*EXERCISE INSTRUCTIONS*
A verbatim copy of the listing is needed; pictures are to be left out.

*GIVEN DATA*
□ □ □ □ □ □ □

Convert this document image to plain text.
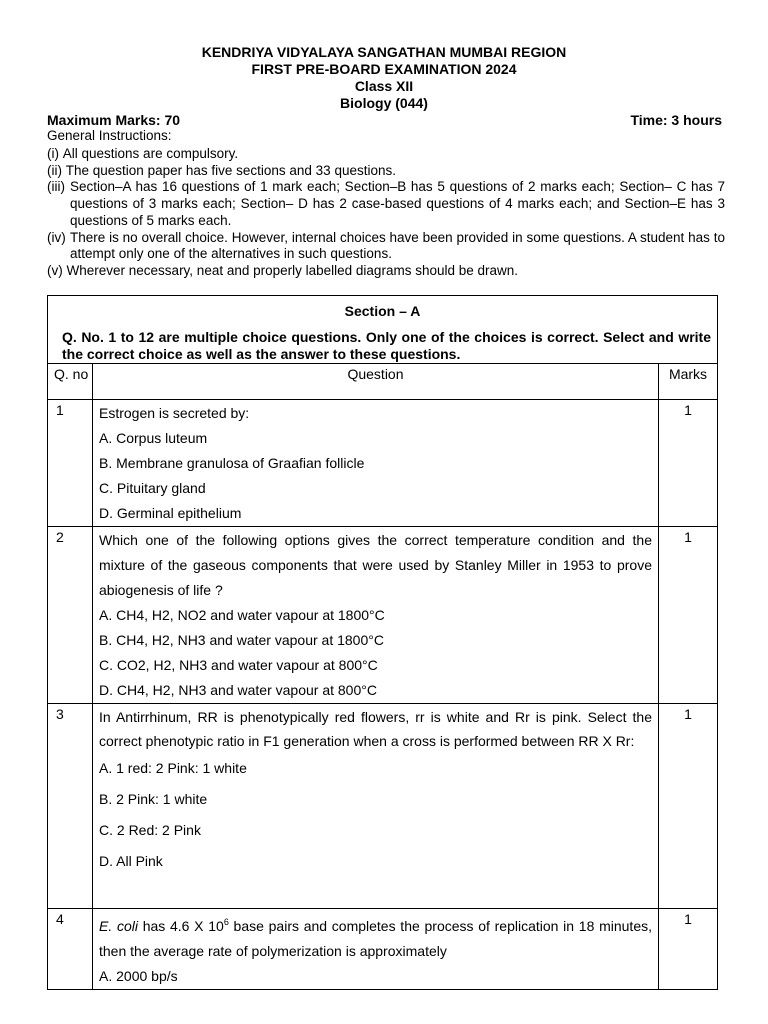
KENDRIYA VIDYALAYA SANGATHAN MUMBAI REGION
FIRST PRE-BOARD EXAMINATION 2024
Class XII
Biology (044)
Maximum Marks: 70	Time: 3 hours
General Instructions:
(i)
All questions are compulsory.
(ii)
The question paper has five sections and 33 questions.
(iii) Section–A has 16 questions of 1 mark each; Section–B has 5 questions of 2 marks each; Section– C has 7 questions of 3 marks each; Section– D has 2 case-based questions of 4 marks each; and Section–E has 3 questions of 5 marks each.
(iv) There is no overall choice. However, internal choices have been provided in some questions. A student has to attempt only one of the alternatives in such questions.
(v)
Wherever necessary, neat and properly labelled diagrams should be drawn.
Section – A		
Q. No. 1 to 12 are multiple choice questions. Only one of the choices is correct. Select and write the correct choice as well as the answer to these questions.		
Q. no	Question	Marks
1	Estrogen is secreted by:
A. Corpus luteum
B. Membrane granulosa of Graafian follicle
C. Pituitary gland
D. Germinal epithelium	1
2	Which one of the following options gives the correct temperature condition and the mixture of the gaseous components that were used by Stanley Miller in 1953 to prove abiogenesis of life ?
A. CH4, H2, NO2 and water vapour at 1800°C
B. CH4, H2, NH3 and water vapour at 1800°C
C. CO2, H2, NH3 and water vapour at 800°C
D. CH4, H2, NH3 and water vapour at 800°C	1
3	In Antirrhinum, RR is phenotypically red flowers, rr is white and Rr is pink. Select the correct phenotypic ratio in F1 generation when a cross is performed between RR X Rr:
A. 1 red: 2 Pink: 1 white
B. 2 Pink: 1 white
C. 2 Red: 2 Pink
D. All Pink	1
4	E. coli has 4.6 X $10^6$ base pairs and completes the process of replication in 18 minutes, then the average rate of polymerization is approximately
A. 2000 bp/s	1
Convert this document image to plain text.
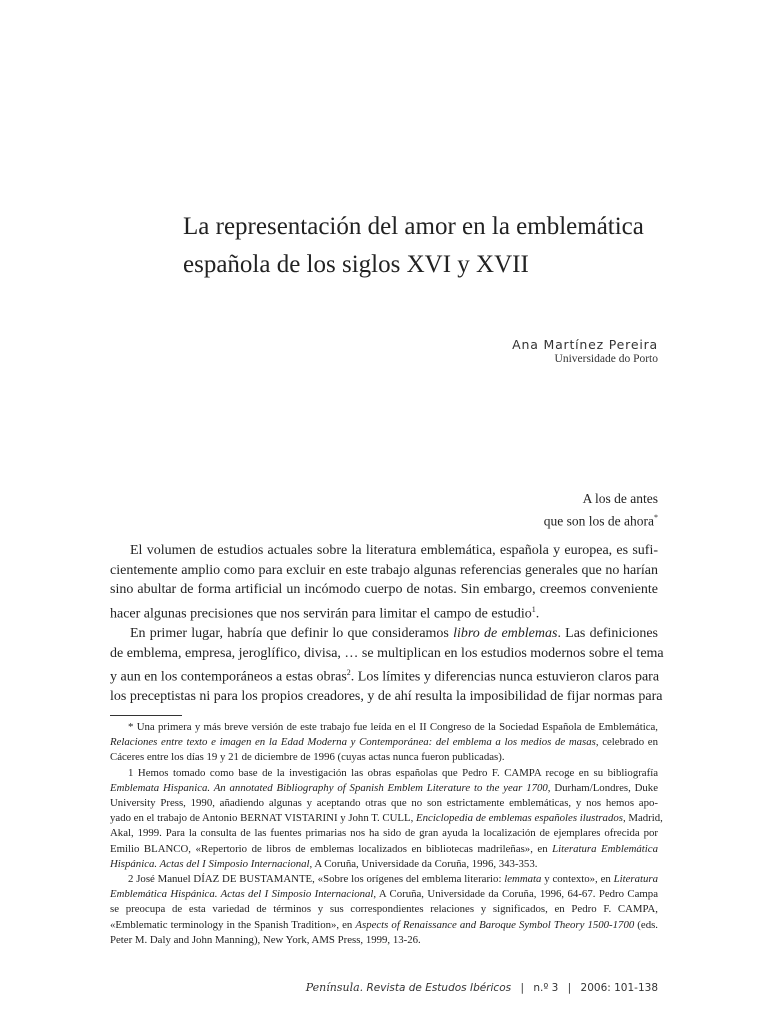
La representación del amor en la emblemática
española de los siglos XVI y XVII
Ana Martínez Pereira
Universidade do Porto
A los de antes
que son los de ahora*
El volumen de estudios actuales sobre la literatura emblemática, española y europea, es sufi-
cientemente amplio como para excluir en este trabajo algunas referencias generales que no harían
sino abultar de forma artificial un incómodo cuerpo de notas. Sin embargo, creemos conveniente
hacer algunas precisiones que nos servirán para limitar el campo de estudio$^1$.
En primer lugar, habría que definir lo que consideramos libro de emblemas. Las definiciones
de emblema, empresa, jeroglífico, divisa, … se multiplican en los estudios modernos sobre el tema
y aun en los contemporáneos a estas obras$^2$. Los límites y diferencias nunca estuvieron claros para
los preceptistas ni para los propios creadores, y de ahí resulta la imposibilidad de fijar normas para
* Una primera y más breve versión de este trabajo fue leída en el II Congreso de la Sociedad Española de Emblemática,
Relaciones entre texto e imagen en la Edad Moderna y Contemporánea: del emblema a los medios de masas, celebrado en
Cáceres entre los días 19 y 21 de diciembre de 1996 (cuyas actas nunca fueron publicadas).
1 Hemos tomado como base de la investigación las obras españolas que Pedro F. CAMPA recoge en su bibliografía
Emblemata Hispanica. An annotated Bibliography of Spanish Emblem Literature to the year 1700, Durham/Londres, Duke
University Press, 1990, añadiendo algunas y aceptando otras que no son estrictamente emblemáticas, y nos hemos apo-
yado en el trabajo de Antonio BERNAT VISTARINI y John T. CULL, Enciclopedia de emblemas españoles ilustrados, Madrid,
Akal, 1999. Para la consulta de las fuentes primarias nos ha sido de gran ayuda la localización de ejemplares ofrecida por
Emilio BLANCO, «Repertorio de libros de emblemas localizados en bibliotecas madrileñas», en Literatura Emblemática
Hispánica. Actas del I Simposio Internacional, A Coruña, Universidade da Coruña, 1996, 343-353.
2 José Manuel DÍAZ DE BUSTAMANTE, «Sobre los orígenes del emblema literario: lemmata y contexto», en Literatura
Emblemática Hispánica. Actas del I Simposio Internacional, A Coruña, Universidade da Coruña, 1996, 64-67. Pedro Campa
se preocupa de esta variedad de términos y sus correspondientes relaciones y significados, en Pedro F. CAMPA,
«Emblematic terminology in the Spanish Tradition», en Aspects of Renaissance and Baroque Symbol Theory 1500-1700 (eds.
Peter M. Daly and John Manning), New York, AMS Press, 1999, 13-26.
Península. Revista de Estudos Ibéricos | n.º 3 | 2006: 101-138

□ □ □ □ □ □ □

*SOLUTION TO THE EXERCISE*
Convert this document image to plain text.
KENDRIYA VIDYALAYA SANGATHAN MUMBAI REGION
FIRST PRE-BOARD EXAMINATION 2024
Class XII
Biology (044)
Maximum Marks: 70	Time: 3 hours
General Instructions:
(i)
All questions are compulsory.
(ii)
The question paper has five sections and 33 questions.
(iii) Section–A has 16 questions of 1 mark each; Section–B has 5 questions of 2 marks each; Section– C has 7 questions of 3 marks each; Section– D has 2 case-based questions of 4 marks each; and Section–E has 3 questions of 5 marks each.
(iv) There is no overall choice. However, internal choices have been provided in some questions. A student has to attempt only one of the alternatives in such questions.
(v)
Wherever necessary, neat and properly labelled diagrams should be drawn.
Section – A		
Q. No. 1 to 12 are multiple choice questions. Only one of the choices is correct. Select and write the correct choice as well as the answer to these questions.		
Q. no	Question	Marks
1	Estrogen is secreted by:
A. Corpus luteum
B. Membrane granulosa of Graafian follicle
C. Pituitary gland
D. Germinal epithelium	1
2	Which one of the following options gives the correct temperature condition and the mixture of the gaseous components that were used by Stanley Miller in 1953 to prove abiogenesis of life ?
A. CH4, H2, NO2 and water vapour at 1800°C
B. CH4, H2, NH3 and water vapour at 1800°C
C. CO2, H2, NH3 and water vapour at 800°C
D. CH4, H2, NH3 and water vapour at 800°C	1
3	In Antirrhinum, RR is phenotypically red flowers, rr is white and Rr is pink. Select the correct phenotypic ratio in F1 generation when a cross is performed between RR X Rr:
A. 1 red: 2 Pink: 1 white
B. 2 Pink: 1 white
C. 2 Red: 2 Pink
D. All Pink	1
4	E. coli has 4.6 X $10^6$ base pairs and completes the process of replication in 18 minutes, then the average rate of polymerization is approximately
A. 2000 bp/s	1
Convert this document image to plain text.
La representación del amor en la emblemática
española de los siglos XVI y XVII
Ana Martínez Pereira
Universidade do Porto
A los de antes
que son los de ahora*
El volumen de estudios actuales sobre la literatura emblemática, española y europea, es sufi-
cientemente amplio como para excluir en este trabajo algunas referencias generales que no harían
sino abultar de forma artificial un incómodo cuerpo de notas. Sin embargo, creemos conveniente
hacer algunas precisiones que nos servirán para limitar el campo de estudio$^1$.
En primer lugar, habría que definir lo que consideramos libro de emblemas. Las definiciones
de emblema, empresa, jeroglífico, divisa, … se multiplican en los estudios modernos sobre el tema
y aun en los contemporáneos a estas obras$^2$. Los límites y diferencias nunca estuvieron claros para
los preceptistas ni para los propios creadores, y de ahí resulta la imposibilidad de fijar normas para
* Una primera y más breve versión de este trabajo fue leída en el II Congreso de la Sociedad Española de Emblemática,
Relaciones entre texto e imagen en la Edad Moderna y Contemporánea: del emblema a los medios de masas, celebrado en
Cáceres entre los días 19 y 21 de diciembre de 1996 (cuyas actas nunca fueron publicadas).
1 Hemos tomado como base de la investigación las obras españolas que Pedro F. CAMPA recoge en su bibliografía
Emblemata Hispanica. An annotated Bibliography of Spanish Emblem Literature to the year 1700, Durham/Londres, Duke
University Press, 1990, añadiendo algunas y aceptando otras que no son estrictamente emblemáticas, y nos hemos apo-
yado en el trabajo de Antonio BERNAT VISTARINI y John T. CULL, Enciclopedia de emblemas españoles ilustrados, Madrid,
Akal, 1999. Para la consulta de las fuentes primarias nos ha sido de gran ayuda la localización de ejemplares ofrecida por
Emilio BLANCO, «Repertorio de libros de emblemas localizados en bibliotecas madrileñas», en Literatura Emblemática
Hispánica. Actas del I Simposio Internacional, A Coruña, Universidade da Coruña, 1996, 343-353.
2 José Manuel DÍAZ DE BUSTAMANTE, «Sobre los orígenes del emblema literario: lemmata y contexto», en Literatura
Emblemática Hispánica. Actas del I Simposio Internacional, A Coruña, Universidade da Coruña, 1996, 64-67. Pedro Campa
se preocupa de esta variedad de términos y sus correspondientes relaciones y significados, en Pedro F. CAMPA,
«Emblematic terminology in the Spanish Tradition», en Aspects of Renaissance and Baroque Symbol Theory 1500-1700 (eds.
Peter M. Daly and John Manning), New York, AMS Press, 1999, 13-26.
Península. Revista de Estudos Ibéricos | n.º 3 | 2006: 101-138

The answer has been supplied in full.